The five biggest technology companies in the U.S. have poured more than half a billion dollars since 2005 into lobbying Congress on issues ranging from privacy to tax laws.
From 2005 to 2018, Amazon, Apple, Facebook, Google and Microsoft spent a collective $582 million trying to influence Capitol Hill, according to a new report from vpnMentor, even as some of those companies tried to privately battle growing concerns about their handling of user data.
But in the past month, political attacks on the country's largest tech companies have continued to increase, with U.S. regulators ratcheting up the pressure as they begin to undertake sprawling antitrust investigations.
Facebook, for instance, revealed on Wednesday that officials at the Federal Trade Commission launched an antitrust investigation into the social media behemoth -- the same day the company agreed to pay a $5 billion fine for privacy violations, the largest penalty ever levied by the regulatory body.
Meanwhile, the Department of Justice is examining Google, Apple, Facebook and Amazon for monopolistic activities, attempting to determine whether the companies' dominant market positions are adversely affecting consumers.
All this comes as some presidential candidates, including Democratic Sens. Elizabeth Warren and Bernie Sanders, call for the break-up of big tech.
The pressure-cooker environment could, however, upend what's normally a cozy relationship between Capitol Hill and Silicon Valley, which has long relied on Washington for support.
“Big tech companies such as Facebook and Google spend millions to convince us and lawmakers that it’s ok for them to use and exploit our data, or that this is just an inevitable conclusion of our online activity,” Ariel Hochstadt, the co-founder of vpnMentor, said.

Entries drawn from a dataset:
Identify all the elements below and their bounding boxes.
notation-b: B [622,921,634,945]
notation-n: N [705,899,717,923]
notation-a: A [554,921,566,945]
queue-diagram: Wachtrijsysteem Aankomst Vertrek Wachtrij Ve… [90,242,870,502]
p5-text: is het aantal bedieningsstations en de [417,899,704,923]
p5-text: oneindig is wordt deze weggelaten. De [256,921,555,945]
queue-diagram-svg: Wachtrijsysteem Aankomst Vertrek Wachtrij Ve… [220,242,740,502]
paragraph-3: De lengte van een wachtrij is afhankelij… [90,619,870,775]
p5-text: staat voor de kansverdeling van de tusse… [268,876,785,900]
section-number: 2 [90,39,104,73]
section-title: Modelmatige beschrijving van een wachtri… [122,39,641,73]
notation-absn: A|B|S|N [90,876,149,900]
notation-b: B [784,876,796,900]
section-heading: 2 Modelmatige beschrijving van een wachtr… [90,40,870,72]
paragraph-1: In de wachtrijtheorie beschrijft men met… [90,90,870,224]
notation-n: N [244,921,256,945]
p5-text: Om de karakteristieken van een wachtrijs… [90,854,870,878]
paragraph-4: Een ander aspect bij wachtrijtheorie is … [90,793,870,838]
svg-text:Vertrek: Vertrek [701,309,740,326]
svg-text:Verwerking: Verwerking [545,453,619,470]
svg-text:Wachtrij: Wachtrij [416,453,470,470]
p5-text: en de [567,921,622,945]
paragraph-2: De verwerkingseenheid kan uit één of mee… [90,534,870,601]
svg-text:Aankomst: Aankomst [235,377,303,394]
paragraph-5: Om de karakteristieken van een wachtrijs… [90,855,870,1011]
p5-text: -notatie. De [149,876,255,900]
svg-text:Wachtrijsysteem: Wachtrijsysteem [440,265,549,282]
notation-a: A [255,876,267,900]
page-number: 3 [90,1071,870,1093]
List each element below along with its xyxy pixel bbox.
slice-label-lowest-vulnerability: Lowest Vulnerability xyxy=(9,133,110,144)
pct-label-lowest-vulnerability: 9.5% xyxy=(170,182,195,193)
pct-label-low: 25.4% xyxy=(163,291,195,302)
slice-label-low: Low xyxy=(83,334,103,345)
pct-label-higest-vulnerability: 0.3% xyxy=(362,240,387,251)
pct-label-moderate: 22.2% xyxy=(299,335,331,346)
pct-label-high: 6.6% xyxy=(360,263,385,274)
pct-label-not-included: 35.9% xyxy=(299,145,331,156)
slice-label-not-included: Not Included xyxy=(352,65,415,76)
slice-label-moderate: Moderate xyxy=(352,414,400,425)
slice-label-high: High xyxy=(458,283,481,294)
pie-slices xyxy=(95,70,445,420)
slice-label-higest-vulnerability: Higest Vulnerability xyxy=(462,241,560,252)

--- Directions ---
In the tech lobbying article, which companies make up the five biggest U.S. technology companies whose combined lobbying spending is reported?

--- Answer to the problem ---
Amazon, Apple, Facebook, Google, Microsoft